• _AIM_
Return all of the data exactly, with nothing left out but the pictures.

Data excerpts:
::::
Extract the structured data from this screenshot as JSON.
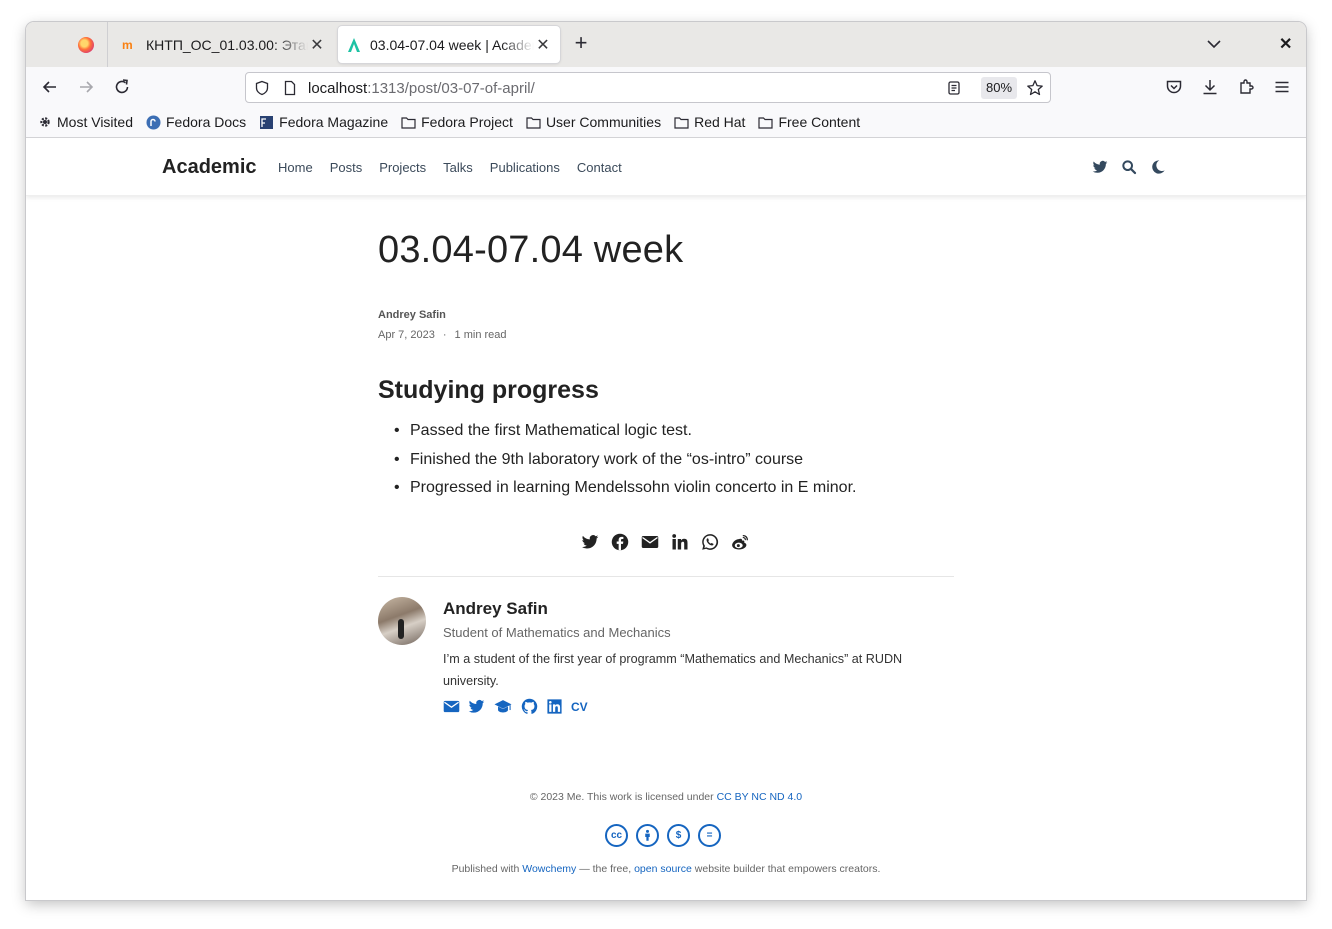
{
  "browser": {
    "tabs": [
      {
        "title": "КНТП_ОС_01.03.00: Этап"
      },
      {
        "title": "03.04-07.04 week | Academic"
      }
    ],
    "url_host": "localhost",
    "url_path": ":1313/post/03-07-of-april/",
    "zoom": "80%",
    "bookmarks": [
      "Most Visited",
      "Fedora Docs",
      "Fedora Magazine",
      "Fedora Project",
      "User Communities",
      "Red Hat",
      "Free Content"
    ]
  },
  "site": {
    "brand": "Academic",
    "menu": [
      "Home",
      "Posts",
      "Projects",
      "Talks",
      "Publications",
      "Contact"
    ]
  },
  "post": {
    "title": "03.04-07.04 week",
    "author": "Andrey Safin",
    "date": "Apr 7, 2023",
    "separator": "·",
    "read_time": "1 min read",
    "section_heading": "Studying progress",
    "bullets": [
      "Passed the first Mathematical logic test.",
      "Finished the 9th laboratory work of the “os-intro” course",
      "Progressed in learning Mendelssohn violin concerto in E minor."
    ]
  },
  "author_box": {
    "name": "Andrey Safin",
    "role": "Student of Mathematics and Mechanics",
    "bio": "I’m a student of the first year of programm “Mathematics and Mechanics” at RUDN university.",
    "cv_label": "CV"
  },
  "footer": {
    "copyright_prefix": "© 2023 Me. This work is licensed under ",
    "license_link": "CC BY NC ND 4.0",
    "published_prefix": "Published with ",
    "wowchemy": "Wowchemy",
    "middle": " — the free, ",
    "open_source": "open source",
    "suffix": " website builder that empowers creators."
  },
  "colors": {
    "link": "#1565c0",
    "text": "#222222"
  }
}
::::
• _RESPONSE_
Extract the structured data from this screenshot as JSON.
{
  "browser": {
    "tabs": [
      {
        "title": "КНТП_ОС_01.03.00: Этап"
      },
      {
        "title": "03.04-07.04 week | Academic"
      }
    ],
    "url_host": "localhost",
    "url_path": ":1313/post/03-07-of-april/",
    "zoom": "80%",
    "bookmarks": [
      "Most Visited",
      "Fedora Docs",
      "Fedora Magazine",
      "Fedora Project",
      "User Communities",
      "Red Hat",
      "Free Content"
    ]
  },
  "site": {
    "brand": "Academic",
    "menu": [
      "Home",
      "Posts",
      "Projects",
      "Talks",
      "Publications",
      "Contact"
    ]
  },
  "post": {
    "title": "03.04-07.04 week",
    "author": "Andrey Safin",
    "date": "Apr 7, 2023",
    "separator": "·",
    "read_time": "1 min read",
    "section_heading": "Studying progress",
    "bullets": [
      "Passed the first Mathematical logic test.",
      "Finished the 9th laboratory work of the “os-intro” course",
      "Progressed in learning Mendelssohn violin concerto in E minor."
    ]
  },
  "author_box": {
    "name": "Andrey Safin",
    "role": "Student of Mathematics and Mechanics",
    "bio": "I’m a student of the first year of programm “Mathematics and Mechanics” at RUDN university.",
    "cv_label": "CV"
  },
  "footer": {
    "copyright_prefix": "© 2023 Me. This work is licensed under ",
    "license_link": "CC BY NC ND 4.0",
    "published_prefix": "Published with ",
    "wowchemy": "Wowchemy",
    "middle": " — the free, ",
    "open_source": "open source",
    "suffix": " website builder that empowers creators."
  },
  "colors": {
    "link": "#1565c0",
    "text": "#222222"
  }
}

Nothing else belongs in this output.